◆ **Your task**: Repeat the records verbatim and leave the pictures out of your copy.

◆ **Entries provided**:
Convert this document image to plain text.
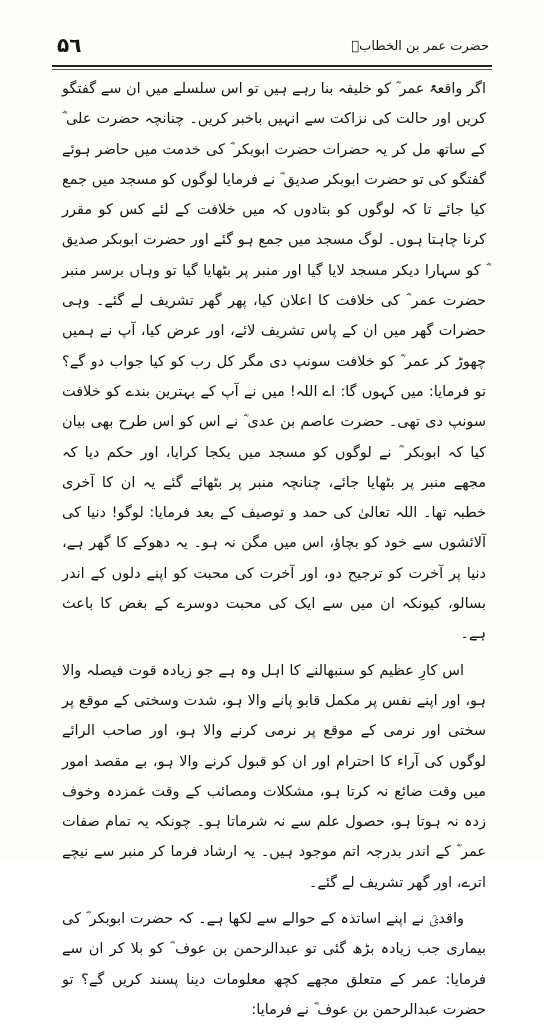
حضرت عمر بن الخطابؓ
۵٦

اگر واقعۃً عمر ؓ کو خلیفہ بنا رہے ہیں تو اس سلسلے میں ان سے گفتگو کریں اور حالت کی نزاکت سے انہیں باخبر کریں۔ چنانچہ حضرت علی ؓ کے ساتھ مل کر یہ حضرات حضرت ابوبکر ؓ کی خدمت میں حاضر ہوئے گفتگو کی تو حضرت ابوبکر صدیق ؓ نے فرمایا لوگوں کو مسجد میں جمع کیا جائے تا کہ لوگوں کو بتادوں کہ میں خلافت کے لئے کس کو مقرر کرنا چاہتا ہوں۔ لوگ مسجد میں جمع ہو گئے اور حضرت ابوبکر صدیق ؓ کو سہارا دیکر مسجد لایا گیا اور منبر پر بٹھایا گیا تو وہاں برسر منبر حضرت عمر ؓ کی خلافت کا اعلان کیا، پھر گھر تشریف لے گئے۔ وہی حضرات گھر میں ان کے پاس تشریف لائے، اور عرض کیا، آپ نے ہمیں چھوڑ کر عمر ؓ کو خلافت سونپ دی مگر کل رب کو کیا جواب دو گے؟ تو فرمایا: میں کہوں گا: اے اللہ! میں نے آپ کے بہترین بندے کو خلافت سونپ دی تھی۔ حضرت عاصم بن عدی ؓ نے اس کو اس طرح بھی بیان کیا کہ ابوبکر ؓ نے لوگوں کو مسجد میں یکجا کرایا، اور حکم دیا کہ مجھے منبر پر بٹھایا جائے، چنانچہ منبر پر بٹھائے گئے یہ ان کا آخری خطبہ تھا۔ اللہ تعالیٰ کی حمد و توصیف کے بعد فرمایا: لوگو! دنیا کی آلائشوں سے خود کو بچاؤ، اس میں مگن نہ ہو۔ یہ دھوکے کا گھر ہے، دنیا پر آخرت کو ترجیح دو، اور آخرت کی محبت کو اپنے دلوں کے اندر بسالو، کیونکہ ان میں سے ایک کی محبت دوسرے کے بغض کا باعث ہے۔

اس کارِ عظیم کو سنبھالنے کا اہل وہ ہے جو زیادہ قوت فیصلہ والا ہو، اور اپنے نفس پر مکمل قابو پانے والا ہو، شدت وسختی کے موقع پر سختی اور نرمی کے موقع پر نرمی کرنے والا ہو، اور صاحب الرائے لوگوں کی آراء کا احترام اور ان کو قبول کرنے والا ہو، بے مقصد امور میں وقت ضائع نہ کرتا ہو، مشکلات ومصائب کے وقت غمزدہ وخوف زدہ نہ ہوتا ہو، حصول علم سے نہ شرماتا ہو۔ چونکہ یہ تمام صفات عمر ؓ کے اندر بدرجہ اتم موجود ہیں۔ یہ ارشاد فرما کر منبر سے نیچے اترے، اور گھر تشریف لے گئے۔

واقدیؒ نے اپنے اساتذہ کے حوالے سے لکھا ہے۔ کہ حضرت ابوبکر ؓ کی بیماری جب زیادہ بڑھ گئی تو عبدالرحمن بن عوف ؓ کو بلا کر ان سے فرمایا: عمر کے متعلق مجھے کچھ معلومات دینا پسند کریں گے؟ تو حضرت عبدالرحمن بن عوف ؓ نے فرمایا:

◆ **Expected output**:
Convert this document image to plain text.
حضرت عمر بن الخطابؓ
۵٦

اگر واقعۃً عمر ؓ کو خلیفہ بنا رہے ہیں تو اس سلسلے میں ان سے گفتگو کریں اور حالت کی نزاکت سے انہیں باخبر کریں۔ چنانچہ حضرت علی ؓ کے ساتھ مل کر یہ حضرات حضرت ابوبکر ؓ کی خدمت میں حاضر ہوئے گفتگو کی تو حضرت ابوبکر صدیق ؓ نے فرمایا لوگوں کو مسجد میں جمع کیا جائے تا کہ لوگوں کو بتادوں کہ میں خلافت کے لئے کس کو مقرر کرنا چاہتا ہوں۔ لوگ مسجد میں جمع ہو گئے اور حضرت ابوبکر صدیق ؓ کو سہارا دیکر مسجد لایا گیا اور منبر پر بٹھایا گیا تو وہاں برسر منبر حضرت عمر ؓ کی خلافت کا اعلان کیا، پھر گھر تشریف لے گئے۔ وہی حضرات گھر میں ان کے پاس تشریف لائے، اور عرض کیا، آپ نے ہمیں چھوڑ کر عمر ؓ کو خلافت سونپ دی مگر کل رب کو کیا جواب دو گے؟ تو فرمایا: میں کہوں گا: اے اللہ! میں نے آپ کے بہترین بندے کو خلافت سونپ دی تھی۔ حضرت عاصم بن عدی ؓ نے اس کو اس طرح بھی بیان کیا کہ ابوبکر ؓ نے لوگوں کو مسجد میں یکجا کرایا، اور حکم دیا کہ مجھے منبر پر بٹھایا جائے، چنانچہ منبر پر بٹھائے گئے یہ ان کا آخری خطبہ تھا۔ اللہ تعالیٰ کی حمد و توصیف کے بعد فرمایا: لوگو! دنیا کی آلائشوں سے خود کو بچاؤ، اس میں مگن نہ ہو۔ یہ دھوکے کا گھر ہے، دنیا پر آخرت کو ترجیح دو، اور آخرت کی محبت کو اپنے دلوں کے اندر بسالو، کیونکہ ان میں سے ایک کی محبت دوسرے کے بغض کا باعث ہے۔

اس کارِ عظیم کو سنبھالنے کا اہل وہ ہے جو زیادہ قوت فیصلہ والا ہو، اور اپنے نفس پر مکمل قابو پانے والا ہو، شدت وسختی کے موقع پر سختی اور نرمی کے موقع پر نرمی کرنے والا ہو، اور صاحب الرائے لوگوں کی آراء کا احترام اور ان کو قبول کرنے والا ہو، بے مقصد امور میں وقت ضائع نہ کرتا ہو، مشکلات ومصائب کے وقت غمزدہ وخوف زدہ نہ ہوتا ہو، حصول علم سے نہ شرماتا ہو۔ چونکہ یہ تمام صفات عمر ؓ کے اندر بدرجہ اتم موجود ہیں۔ یہ ارشاد فرما کر منبر سے نیچے اترے، اور گھر تشریف لے گئے۔

واقدیؒ نے اپنے اساتذہ کے حوالے سے لکھا ہے۔ کہ حضرت ابوبکر ؓ کی بیماری جب زیادہ بڑھ گئی تو عبدالرحمن بن عوف ؓ کو بلا کر ان سے فرمایا: عمر کے متعلق مجھے کچھ معلومات دینا پسند کریں گے؟ تو حضرت عبدالرحمن بن عوف ؓ نے فرمایا:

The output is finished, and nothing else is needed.